PROVIDED DATA =>
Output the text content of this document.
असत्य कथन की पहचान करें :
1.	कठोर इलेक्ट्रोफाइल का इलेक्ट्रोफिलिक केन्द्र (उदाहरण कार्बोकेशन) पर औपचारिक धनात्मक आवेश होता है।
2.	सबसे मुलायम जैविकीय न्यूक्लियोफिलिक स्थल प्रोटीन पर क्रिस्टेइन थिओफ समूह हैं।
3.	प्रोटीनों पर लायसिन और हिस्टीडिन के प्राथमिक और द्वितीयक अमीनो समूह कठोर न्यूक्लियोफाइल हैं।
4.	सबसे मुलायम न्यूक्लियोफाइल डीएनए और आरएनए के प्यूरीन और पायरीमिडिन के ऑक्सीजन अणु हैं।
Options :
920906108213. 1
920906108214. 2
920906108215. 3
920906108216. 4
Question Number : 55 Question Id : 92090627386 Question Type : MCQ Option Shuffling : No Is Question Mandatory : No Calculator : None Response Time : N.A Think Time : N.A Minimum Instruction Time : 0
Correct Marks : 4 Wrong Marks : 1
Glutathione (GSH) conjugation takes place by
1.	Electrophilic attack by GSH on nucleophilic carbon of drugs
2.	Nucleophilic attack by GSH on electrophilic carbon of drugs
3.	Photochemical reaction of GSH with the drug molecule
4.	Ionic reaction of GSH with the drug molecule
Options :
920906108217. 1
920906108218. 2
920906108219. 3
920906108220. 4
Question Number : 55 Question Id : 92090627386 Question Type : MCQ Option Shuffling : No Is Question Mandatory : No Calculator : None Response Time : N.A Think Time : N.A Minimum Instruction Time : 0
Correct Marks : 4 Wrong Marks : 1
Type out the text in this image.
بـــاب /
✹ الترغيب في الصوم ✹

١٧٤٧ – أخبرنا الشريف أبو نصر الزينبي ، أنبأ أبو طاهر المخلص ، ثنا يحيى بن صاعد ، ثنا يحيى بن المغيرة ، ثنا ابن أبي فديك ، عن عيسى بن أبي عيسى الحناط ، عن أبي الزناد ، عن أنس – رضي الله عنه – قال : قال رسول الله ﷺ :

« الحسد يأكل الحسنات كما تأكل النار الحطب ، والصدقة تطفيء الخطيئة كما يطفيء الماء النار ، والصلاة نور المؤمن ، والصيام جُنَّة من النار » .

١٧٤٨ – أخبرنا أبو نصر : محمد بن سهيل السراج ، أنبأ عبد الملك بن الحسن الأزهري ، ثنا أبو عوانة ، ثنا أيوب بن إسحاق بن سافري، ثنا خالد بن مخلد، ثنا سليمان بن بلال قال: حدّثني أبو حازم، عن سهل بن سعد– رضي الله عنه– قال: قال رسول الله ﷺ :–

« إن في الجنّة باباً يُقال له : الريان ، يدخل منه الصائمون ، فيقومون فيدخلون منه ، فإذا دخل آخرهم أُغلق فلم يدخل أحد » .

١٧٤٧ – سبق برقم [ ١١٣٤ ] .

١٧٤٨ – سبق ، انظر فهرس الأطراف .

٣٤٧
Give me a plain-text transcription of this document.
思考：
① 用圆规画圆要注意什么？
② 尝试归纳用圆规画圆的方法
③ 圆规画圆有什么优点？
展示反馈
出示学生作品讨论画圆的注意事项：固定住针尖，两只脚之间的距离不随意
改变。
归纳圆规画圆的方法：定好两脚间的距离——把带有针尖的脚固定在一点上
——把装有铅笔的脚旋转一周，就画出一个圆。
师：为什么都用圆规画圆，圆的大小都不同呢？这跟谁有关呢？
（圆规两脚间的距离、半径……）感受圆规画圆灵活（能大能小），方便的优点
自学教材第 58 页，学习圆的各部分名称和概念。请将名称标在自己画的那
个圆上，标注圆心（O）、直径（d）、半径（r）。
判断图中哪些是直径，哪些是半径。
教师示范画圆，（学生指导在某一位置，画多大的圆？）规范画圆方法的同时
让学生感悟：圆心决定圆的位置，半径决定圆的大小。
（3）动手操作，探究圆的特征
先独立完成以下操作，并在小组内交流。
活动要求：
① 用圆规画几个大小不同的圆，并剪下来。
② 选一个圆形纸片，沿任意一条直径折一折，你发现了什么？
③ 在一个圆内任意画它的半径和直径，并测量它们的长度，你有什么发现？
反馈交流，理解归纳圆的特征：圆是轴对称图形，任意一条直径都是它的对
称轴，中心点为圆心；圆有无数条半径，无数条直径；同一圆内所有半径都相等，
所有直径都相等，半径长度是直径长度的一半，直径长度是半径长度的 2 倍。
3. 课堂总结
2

WRITTEN INSTRUCTION =>
Exact repetition is required for the lines from the one that contains "Give me a plain-text" through the final line; leave out everything else.

RESPONSE TO THE TASK =>
Give me a plain-text transcription of this document.
思考：
① 用圆规画圆要注意什么？
② 尝试归纳用圆规画圆的方法
③ 圆规画圆有什么优点？
展示反馈
出示学生作品讨论画圆的注意事项：固定住针尖，两只脚之间的距离不随意
改变。
归纳圆规画圆的方法：定好两脚间的距离——把带有针尖的脚固定在一点上
——把装有铅笔的脚旋转一周，就画出一个圆。
师：为什么都用圆规画圆，圆的大小都不同呢？这跟谁有关呢？
（圆规两脚间的距离、半径……）感受圆规画圆灵活（能大能小），方便的优点
自学教材第 58 页，学习圆的各部分名称和概念。请将名称标在自己画的那
个圆上，标注圆心（O）、直径（d）、半径（r）。
判断图中哪些是直径，哪些是半径。
教师示范画圆，（学生指导在某一位置，画多大的圆？）规范画圆方法的同时
让学生感悟：圆心决定圆的位置，半径决定圆的大小。
（3）动手操作，探究圆的特征
先独立完成以下操作，并在小组内交流。
活动要求：
① 用圆规画几个大小不同的圆，并剪下来。
② 选一个圆形纸片，沿任意一条直径折一折，你发现了什么？
③ 在一个圆内任意画它的半径和直径，并测量它们的长度，你有什么发现？
反馈交流，理解归纳圆的特征：圆是轴对称图形，任意一条直径都是它的对
称轴，中心点为圆心；圆有无数条半径，无数条直径；同一圆内所有半径都相等，
所有直径都相等，半径长度是直径长度的一半，直径长度是半径长度的 2 倍。
3. 课堂总结
2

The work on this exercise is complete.